▶ _TASK PROMPT_: Every entry below should be printed exactly, without its images.

▶ _DATASET_:
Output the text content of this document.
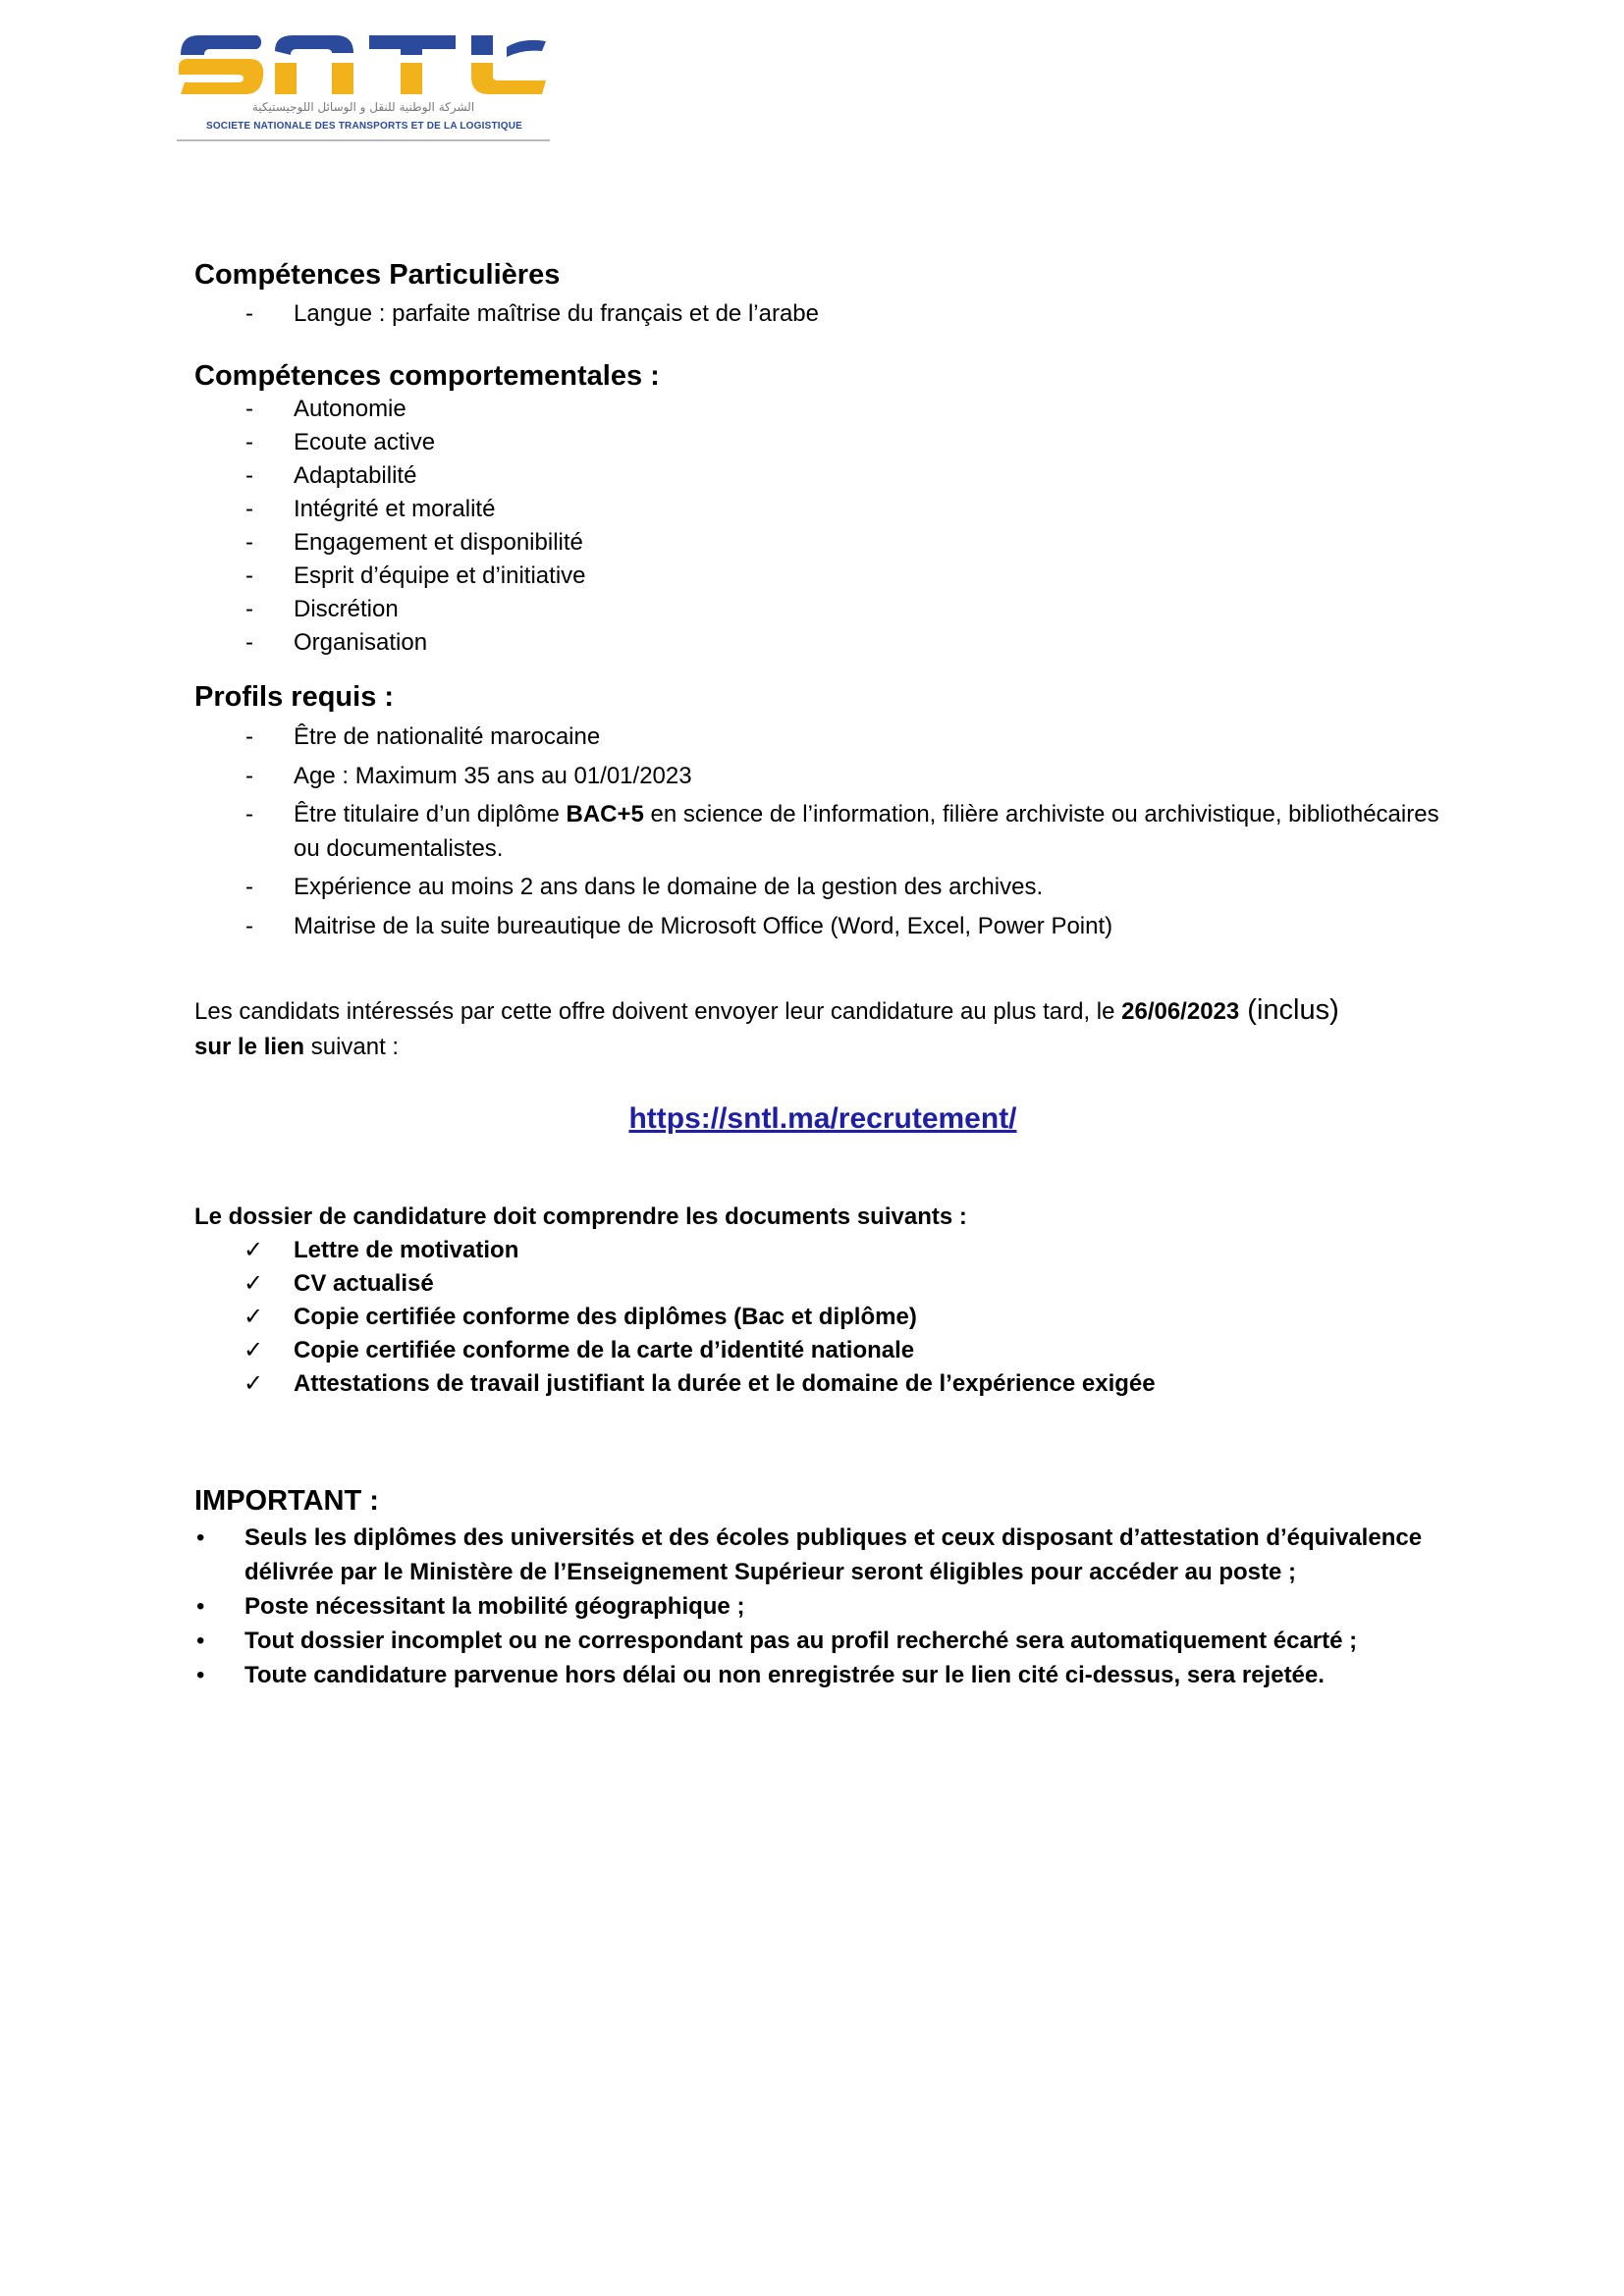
الشركة الوطنية للنقل و الوسائل اللوجيستيكية
SOCIETE NATIONALE DES TRANSPORTS ET DE LA LOGISTIQUE
Compétences Particulières
- Langue : parfaite maîtrise du français et de l’arabe
Compétences comportementales :
- Autonomie
- Ecoute active
- Adaptabilité
- Intégrité et moralité
- Engagement et disponibilité
- Esprit d’équipe et d’initiative
- Discrétion
- Organisation
Profils requis :
- Être de nationalité marocaine
- Age : Maximum 35 ans au 01/01/2023
- Être titulaire d’un diplôme BAC+5 en science de l’information, filière archiviste ou archivistique, bibliothécaires ou documentalistes.
- Expérience au moins 2 ans dans le domaine de la gestion des archives.
- Maitrise de la suite bureautique de Microsoft Office (Word, Excel, Power Point)
Les candidats intéressés par cette offre doivent envoyer leur candidature au plus tard, le 26/06/2023 (inclus)
sur le lien suivant :
https://sntl.ma/recrutement/
Le dossier de candidature doit comprendre les documents suivants :
✓ Lettre de motivation
✓ CV actualisé
✓ Copie certifiée conforme des diplômes (Bac et diplôme)
✓ Copie certifiée conforme de la carte d’identité nationale
✓ Attestations de travail justifiant la durée et le domaine de l’expérience exigée
IMPORTANT :
• Seuls les diplômes des universités et des écoles publiques et ceux disposant d’attestation d’équivalence délivrée par le Ministère de l’Enseignement Supérieur seront éligibles pour accéder au poste ;
• Poste nécessitant la mobilité géographique ;
• Tout dossier incomplet ou ne correspondant pas au profil recherché sera automatiquement écarté ;
• Toute candidature parvenue hors délai ou non enregistrée sur le lien cité ci-dessus, sera rejetée.
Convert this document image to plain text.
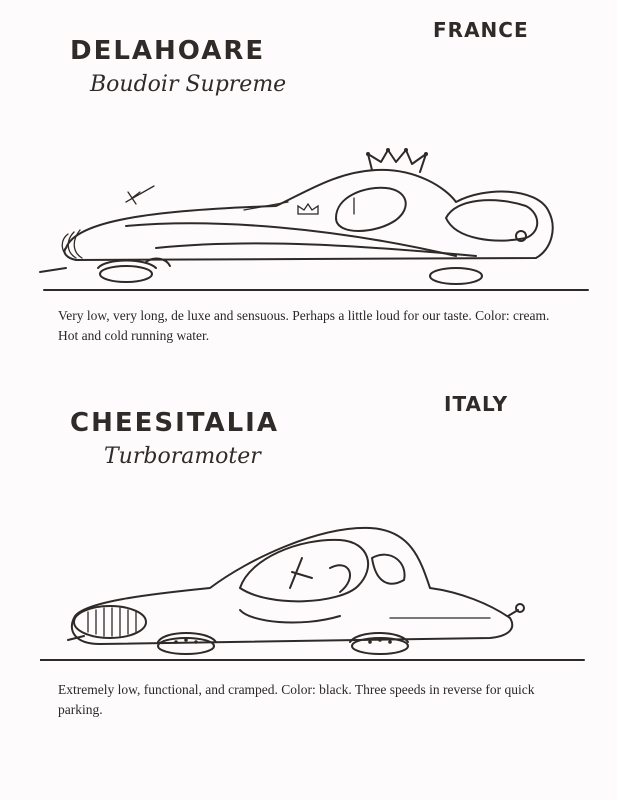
DELAHOARE
Boudoir Supreme
FRANCE

Very low, very long, de luxe and sensuous. Perhaps a little loud for our taste. Color: cream. Hot and cold running water.

CHEESITALIA
Turboramoter
ITALY

Extremely low, functional, and cramped. Color: black. Three speeds in reverse for quick parking.
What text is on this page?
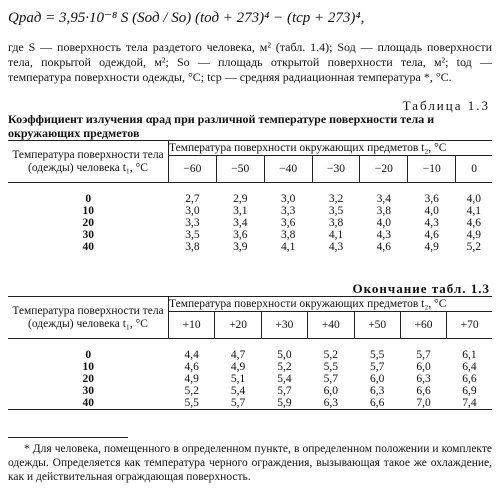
Qрад = 3,95·10⁻⁸ S (Sод / Sо) (tод + 273)⁴ − (tср + 273)⁴,
где S — поверхность тела раздетого человека, м² (табл. 1.4); Sод — площадь поверхности тела, покрытой одеждой, м²; Sо — площадь открытой поверхности тела, м²; tод — температура поверхности одежды, °С; tср — средняя радиационная температура *, °С.
Таблица 1.3
Коэффициент излучения αрад при различной температуре поверхности тела и окружающих предметов
Температура поверхности тела (одежды) человека t₁, °С	Температура поверхности окружающих предметов t₂, °С						
	−60	−50	−40	−30	−20	−10	0

0	2,7	2,9	3,0	3,2	3,4	3,6	4,0
10	3,0	3,1	3,3	3,5	3,8	4,0	4,1
20	3,3	3,4	3,6	3,8	4,0	4,3	4,6
30	3,5	3,6	3,8	4,1	4,3	4,6	4,9
40	3,8	3,9	4,1	4,3	4,6	4,9	5,2
Окончание табл. 1.3
Температура поверхности тела (одежды) человека t₁, °С	Температура поверхности окружающих предметов t₂, °С						
	+10	+20	+30	+40	+50	+60	+70

0	4,4	4,7	5,0	5,2	5,5	5,7	6,1
10	4,6	4,9	5,2	5,5	5,7	6,0	6,4
20	4,9	5,1	5,4	5,7	6,0	6,3	6,6
30	5,2	5,4	5,7	6,0	6,3	6,6	6,9
40	5,5	5,7	5,9	6,3	6,6	7,0	7,4
* Для человека, помещенного в определенном пункте, в определенном положении и комплекте одежды. Определяется как температура черного ограждения, вызывающая такое же охлаждение, как и действительная ограждающая поверхность.
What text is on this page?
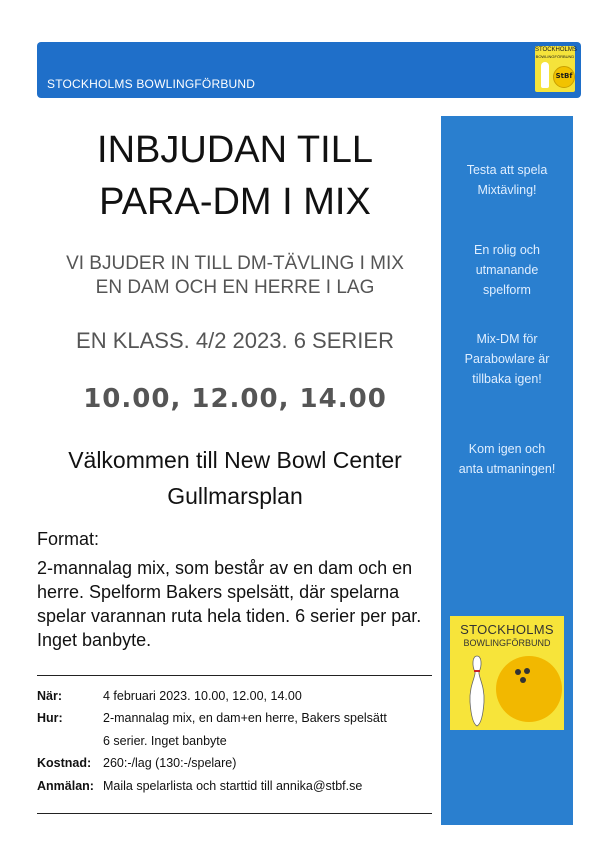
STOCKHOLMS BOWLINGFÖRBUND
STOCKHOLMS
BOWLINGFÖRBUND
StBf
INBJUDAN TILL
PARA-DM I MIX
VI BJUDER IN TILL DM-TÄVLING I MIX
EN DAM OCH EN HERRE I LAG
EN KLASS. 4/2 2023. 6 SERIER
10.00, 12.00, 14.00
Välkommen till New Bowl Center
Gullmarsplan
Format:
2-mannalag mix, som består av en dam och en herre. Spelform Bakers spelsätt, där spelarna spelar varannan ruta hela tiden. 6 serier per par. Inget banbyte.
När:	4 februari 2023. 10.00, 12.00, 14.00
Hur:	2-mannalag mix, en dam+en herre, Bakers spelsätt
6 serier. Inget banbyte
Kostnad: 260:-/lag (130:-/spelare)
Anmälan: Maila spelarlista och starttid till annika@stbf.se
Testa att spela Mixtävling!
En rolig och utmanande spelform
Mix-DM för Parabowlare är tillbaka igen!
Kom igen och anta utmaningen!
STOCKHOLMS
BOWLINGFÖRBUND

▶ _EXERCISE ANSWER_:
Output the text content of this document.
الشركة الوطنية للنقل و الوسائل اللوجيستيكية
SOCIETE NATIONALE DES TRANSPORTS ET DE LA LOGISTIQUE
Compétences Particulières
- Langue : parfaite maîtrise du français et de l’arabe
Compétences comportementales :
- Autonomie
- Ecoute active
- Adaptabilité
- Intégrité et moralité
- Engagement et disponibilité
- Esprit d’équipe et d’initiative
- Discrétion
- Organisation
Profils requis :
- Être de nationalité marocaine
- Age : Maximum 35 ans au 01/01/2023
- Être titulaire d’un diplôme BAC+5 en science de l’information, filière archiviste ou archivistique, bibliothécaires ou documentalistes.
- Expérience au moins 2 ans dans le domaine de la gestion des archives.
- Maitrise de la suite bureautique de Microsoft Office (Word, Excel, Power Point)
Les candidats intéressés par cette offre doivent envoyer leur candidature au plus tard, le 26/06/2023 (inclus)
sur le lien suivant :
https://sntl.ma/recrutement/
Le dossier de candidature doit comprendre les documents suivants :
✓ Lettre de motivation
✓ CV actualisé
✓ Copie certifiée conforme des diplômes (Bac et diplôme)
✓ Copie certifiée conforme de la carte d’identité nationale
✓ Attestations de travail justifiant la durée et le domaine de l’expérience exigée
IMPORTANT :
• Seuls les diplômes des universités et des écoles publiques et ceux disposant d’attestation d’équivalence délivrée par le Ministère de l’Enseignement Supérieur seront éligibles pour accéder au poste ;
• Poste nécessitant la mobilité géographique ;
• Tout dossier incomplet ou ne correspondant pas au profil recherché sera automatiquement écarté ;
• Toute candidature parvenue hors délai ou non enregistrée sur le lien cité ci-dessus, sera rejetée.
Convert this document image to plain text.
DELAHOARE
Boudoir Supreme
FRANCE

Very low, very long, de luxe and sensuous. Perhaps a little loud for our taste. Color: cream. Hot and cold running water.

CHEESITALIA
Turboramoter
ITALY

Extremely low, functional, and cramped. Color: black. Three speeds in reverse for quick parking.
What text is on this page?
Qрад = 3,95·10⁻⁸ S (Sод / Sо) (tод + 273)⁴ − (tср + 273)⁴,
где S — поверхность тела раздетого человека, м² (табл. 1.4); Sод — площадь поверхности тела, покрытой одеждой, м²; Sо — площадь открытой поверхности тела, м²; tод — температура поверхности одежды, °С; tср — средняя радиационная температура *, °С.
Таблица 1.3
Коэффициент излучения αрад при различной температуре поверхности тела и окружающих предметов
Температура поверхности тела (одежды) человека t₁, °С	Температура поверхности окружающих предметов t₂, °С						
	−60	−50	−40	−30	−20	−10	0

0	2,7	2,9	3,0	3,2	3,4	3,6	4,0
10	3,0	3,1	3,3	3,5	3,8	4,0	4,1
20	3,3	3,4	3,6	3,8	4,0	4,3	4,6
30	3,5	3,6	3,8	4,1	4,3	4,6	4,9
40	3,8	3,9	4,1	4,3	4,6	4,9	5,2
Окончание табл. 1.3
Температура поверхности тела (одежды) человека t₁, °С	Температура поверхности окружающих предметов t₂, °С						
	+10	+20	+30	+40	+50	+60	+70

0	4,4	4,7	5,0	5,2	5,5	5,7	6,1
10	4,6	4,9	5,2	5,5	5,7	6,0	6,4
20	4,9	5,1	5,4	5,7	6,0	6,3	6,6
30	5,2	5,4	5,7	6,0	6,3	6,6	6,9
40	5,5	5,7	5,9	6,3	6,6	7,0	7,4
* Для человека, помещенного в определенном пункте, в определенном положении и комплекте одежды. Определяется как температура черного ограждения, вызывающая такое же охлаждение, как и действительная ограждающая поверхность.
What text is on this page?
STOCKHOLMS BOWLINGFÖRBUND
STOCKHOLMS
BOWLINGFÖRBUND
StBf
INBJUDAN TILL
PARA-DM I MIX
VI BJUDER IN TILL DM-TÄVLING I MIX
EN DAM OCH EN HERRE I LAG
EN KLASS. 4/2 2023. 6 SERIER
10.00, 12.00, 14.00
Välkommen till New Bowl Center
Gullmarsplan
Format:
2-mannalag mix, som består av en dam och en herre. Spelform Bakers spelsätt, där spelarna spelar varannan ruta hela tiden. 6 serier per par. Inget banbyte.
När:	4 februari 2023. 10.00, 12.00, 14.00
Hur:	2-mannalag mix, en dam+en herre, Bakers spelsätt
6 serier. Inget banbyte
Kostnad: 260:-/lag (130:-/spelare)
Anmälan: Maila spelarlista och starttid till annika@stbf.se
Testa att spela Mixtävling!
En rolig och utmanande spelform
Mix-DM för Parabowlare är tillbaka igen!
Kom igen och anta utmaningen!
STOCKHOLMS
BOWLINGFÖRBUND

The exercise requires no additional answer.